------ RAW DATA

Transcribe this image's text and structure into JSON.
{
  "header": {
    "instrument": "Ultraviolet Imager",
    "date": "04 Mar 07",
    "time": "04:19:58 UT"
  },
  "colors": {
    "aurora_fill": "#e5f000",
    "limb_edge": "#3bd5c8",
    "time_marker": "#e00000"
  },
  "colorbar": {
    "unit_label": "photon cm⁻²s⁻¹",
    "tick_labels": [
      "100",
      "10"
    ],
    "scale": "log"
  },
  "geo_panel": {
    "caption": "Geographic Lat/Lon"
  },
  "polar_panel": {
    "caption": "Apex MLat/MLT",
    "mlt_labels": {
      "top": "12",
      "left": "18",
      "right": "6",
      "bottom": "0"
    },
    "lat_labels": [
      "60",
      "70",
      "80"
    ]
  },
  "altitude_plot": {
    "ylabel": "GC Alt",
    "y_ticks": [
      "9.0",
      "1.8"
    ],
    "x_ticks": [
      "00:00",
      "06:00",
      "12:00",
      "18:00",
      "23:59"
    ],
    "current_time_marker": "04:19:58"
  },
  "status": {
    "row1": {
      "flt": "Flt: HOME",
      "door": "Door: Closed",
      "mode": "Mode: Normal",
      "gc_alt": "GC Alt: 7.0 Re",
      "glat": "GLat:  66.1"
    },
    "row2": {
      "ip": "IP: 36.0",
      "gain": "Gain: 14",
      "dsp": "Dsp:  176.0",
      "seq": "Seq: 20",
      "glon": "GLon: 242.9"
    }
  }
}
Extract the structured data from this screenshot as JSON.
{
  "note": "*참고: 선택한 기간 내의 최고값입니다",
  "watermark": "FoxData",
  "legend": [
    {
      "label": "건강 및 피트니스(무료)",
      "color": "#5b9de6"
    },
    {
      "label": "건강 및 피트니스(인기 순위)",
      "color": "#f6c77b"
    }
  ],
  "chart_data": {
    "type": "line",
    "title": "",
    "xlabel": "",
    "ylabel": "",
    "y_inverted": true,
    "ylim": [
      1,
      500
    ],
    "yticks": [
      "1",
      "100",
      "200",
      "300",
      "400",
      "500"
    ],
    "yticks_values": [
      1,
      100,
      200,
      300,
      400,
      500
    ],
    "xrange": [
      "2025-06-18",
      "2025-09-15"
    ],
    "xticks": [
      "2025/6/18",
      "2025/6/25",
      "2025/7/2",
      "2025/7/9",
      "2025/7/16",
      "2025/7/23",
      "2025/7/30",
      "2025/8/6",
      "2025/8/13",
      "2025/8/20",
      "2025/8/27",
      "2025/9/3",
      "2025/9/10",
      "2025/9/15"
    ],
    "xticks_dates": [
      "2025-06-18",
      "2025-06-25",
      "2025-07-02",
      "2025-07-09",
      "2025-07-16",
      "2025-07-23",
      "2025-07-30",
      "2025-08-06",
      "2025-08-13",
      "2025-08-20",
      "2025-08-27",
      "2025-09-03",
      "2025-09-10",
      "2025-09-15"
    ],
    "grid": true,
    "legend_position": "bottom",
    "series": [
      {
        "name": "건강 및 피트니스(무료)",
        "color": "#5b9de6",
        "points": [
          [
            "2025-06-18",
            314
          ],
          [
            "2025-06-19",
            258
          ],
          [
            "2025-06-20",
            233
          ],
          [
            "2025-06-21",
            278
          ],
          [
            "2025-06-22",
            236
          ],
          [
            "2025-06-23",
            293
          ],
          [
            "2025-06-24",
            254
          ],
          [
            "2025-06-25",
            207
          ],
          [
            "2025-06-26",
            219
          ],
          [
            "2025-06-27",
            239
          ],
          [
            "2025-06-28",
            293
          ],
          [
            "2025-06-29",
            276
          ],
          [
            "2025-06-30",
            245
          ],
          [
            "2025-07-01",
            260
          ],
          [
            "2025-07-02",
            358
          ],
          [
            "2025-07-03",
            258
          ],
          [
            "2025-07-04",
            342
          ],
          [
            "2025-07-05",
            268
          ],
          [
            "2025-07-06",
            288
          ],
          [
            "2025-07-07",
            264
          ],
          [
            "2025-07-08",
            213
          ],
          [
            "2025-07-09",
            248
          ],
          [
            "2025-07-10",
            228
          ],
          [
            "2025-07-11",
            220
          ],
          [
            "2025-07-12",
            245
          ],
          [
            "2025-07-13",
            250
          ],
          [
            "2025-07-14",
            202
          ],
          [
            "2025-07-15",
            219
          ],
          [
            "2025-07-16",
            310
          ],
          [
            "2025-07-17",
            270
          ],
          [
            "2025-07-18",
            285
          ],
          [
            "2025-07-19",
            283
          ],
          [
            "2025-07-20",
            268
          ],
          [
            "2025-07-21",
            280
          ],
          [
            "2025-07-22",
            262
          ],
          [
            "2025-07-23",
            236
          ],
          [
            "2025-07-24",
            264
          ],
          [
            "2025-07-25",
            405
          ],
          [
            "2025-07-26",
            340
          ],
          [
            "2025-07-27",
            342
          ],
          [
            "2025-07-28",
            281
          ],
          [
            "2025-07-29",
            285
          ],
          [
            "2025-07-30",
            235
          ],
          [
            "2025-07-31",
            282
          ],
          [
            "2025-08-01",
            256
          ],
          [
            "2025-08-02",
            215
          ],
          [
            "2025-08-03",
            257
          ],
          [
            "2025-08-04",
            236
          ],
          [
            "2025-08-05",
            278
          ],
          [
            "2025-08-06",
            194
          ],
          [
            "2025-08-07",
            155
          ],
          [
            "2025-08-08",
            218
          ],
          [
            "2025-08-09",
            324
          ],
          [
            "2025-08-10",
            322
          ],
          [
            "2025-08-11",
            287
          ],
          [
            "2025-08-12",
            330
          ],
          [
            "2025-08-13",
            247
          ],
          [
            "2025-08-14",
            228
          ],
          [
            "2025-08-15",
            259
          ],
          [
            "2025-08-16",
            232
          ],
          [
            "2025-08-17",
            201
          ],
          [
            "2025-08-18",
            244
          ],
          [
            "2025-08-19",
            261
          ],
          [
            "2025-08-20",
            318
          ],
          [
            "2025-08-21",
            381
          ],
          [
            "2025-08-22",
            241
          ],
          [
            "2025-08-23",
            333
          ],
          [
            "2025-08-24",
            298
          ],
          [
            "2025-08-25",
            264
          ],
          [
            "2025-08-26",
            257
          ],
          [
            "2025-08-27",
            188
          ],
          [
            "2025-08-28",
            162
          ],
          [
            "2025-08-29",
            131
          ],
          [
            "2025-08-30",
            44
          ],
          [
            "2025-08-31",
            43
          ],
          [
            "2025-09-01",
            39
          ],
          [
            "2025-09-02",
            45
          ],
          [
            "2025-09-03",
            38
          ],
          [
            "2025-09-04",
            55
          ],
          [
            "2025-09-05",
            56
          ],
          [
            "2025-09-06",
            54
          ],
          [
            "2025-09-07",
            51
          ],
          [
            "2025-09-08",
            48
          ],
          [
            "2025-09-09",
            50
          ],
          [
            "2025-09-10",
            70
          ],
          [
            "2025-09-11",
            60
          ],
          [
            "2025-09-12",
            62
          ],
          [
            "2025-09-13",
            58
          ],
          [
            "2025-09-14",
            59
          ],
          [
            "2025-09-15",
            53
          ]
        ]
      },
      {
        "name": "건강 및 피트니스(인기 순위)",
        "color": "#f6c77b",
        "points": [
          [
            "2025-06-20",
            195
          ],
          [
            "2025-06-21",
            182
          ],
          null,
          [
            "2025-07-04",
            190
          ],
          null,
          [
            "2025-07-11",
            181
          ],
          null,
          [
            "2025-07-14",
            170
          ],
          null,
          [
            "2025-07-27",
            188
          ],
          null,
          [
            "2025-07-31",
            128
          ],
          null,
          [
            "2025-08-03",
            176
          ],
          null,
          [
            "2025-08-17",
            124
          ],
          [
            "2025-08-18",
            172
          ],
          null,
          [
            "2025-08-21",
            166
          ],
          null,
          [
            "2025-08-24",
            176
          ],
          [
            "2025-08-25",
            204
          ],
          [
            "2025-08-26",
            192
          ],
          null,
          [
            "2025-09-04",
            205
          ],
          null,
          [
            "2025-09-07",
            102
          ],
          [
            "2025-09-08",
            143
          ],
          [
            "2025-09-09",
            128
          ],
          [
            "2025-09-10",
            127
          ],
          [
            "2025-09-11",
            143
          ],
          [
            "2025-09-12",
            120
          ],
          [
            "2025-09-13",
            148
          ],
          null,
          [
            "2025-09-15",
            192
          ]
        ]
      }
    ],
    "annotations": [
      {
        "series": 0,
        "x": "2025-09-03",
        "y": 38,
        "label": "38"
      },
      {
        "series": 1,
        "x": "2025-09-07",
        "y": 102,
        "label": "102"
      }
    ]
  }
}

------------

EXERCISE GOAL — Find every line in the entries that includes the word "caption", then state how many there are and nothing else.

RESPONSE TO THIS TASK — 2